▶ **Material for the task**
>> start
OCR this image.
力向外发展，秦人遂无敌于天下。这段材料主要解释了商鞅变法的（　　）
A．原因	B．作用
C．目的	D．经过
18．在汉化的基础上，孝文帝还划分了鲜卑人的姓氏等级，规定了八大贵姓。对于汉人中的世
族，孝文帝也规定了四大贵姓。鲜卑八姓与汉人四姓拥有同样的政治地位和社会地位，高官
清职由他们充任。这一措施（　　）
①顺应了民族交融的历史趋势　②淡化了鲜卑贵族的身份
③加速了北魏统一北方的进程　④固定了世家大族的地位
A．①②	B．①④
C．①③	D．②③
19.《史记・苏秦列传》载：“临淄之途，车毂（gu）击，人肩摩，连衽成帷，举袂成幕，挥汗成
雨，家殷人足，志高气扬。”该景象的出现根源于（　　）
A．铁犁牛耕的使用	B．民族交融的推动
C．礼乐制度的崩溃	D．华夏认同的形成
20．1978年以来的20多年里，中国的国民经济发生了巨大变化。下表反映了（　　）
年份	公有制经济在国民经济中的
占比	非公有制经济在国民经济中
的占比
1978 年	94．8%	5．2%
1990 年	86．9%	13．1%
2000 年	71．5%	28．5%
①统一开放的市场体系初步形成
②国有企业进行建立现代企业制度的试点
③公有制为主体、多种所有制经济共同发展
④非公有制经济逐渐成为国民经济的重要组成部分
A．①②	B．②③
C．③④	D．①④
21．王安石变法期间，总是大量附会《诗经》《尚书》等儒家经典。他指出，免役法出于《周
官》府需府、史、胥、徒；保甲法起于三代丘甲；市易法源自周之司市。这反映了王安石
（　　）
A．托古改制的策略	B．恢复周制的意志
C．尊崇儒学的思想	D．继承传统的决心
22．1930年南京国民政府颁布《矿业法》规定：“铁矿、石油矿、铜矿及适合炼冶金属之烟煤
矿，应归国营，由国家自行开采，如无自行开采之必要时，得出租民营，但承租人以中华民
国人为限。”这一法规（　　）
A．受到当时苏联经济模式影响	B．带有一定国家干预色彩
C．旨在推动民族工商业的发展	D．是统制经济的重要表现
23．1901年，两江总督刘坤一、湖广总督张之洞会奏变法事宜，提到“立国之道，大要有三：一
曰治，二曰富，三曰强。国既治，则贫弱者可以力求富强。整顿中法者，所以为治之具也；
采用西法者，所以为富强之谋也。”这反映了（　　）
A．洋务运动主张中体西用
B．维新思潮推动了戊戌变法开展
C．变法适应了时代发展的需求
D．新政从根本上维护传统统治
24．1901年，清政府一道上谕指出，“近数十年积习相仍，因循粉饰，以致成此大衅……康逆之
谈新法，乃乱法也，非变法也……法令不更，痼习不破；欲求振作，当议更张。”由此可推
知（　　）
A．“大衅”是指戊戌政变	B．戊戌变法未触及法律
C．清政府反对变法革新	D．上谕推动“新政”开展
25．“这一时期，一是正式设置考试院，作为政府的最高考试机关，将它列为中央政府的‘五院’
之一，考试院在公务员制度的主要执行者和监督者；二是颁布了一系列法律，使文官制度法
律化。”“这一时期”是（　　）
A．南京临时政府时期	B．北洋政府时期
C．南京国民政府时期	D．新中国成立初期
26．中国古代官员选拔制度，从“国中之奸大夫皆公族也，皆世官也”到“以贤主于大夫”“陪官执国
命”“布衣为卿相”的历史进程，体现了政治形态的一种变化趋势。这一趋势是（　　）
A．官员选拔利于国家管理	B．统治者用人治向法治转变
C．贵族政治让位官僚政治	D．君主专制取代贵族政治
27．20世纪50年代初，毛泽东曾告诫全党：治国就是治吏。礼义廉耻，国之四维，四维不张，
>> end
▶ **Problem to solve**
Your task is to list each line of the records with the word "这一时期".

▶ **Correct response**
25．“这一时期，一是正式设置考试院，作为政府的最高考试机关，将它列为中央政府的‘五院’
律化。”“这一时期”是（　　）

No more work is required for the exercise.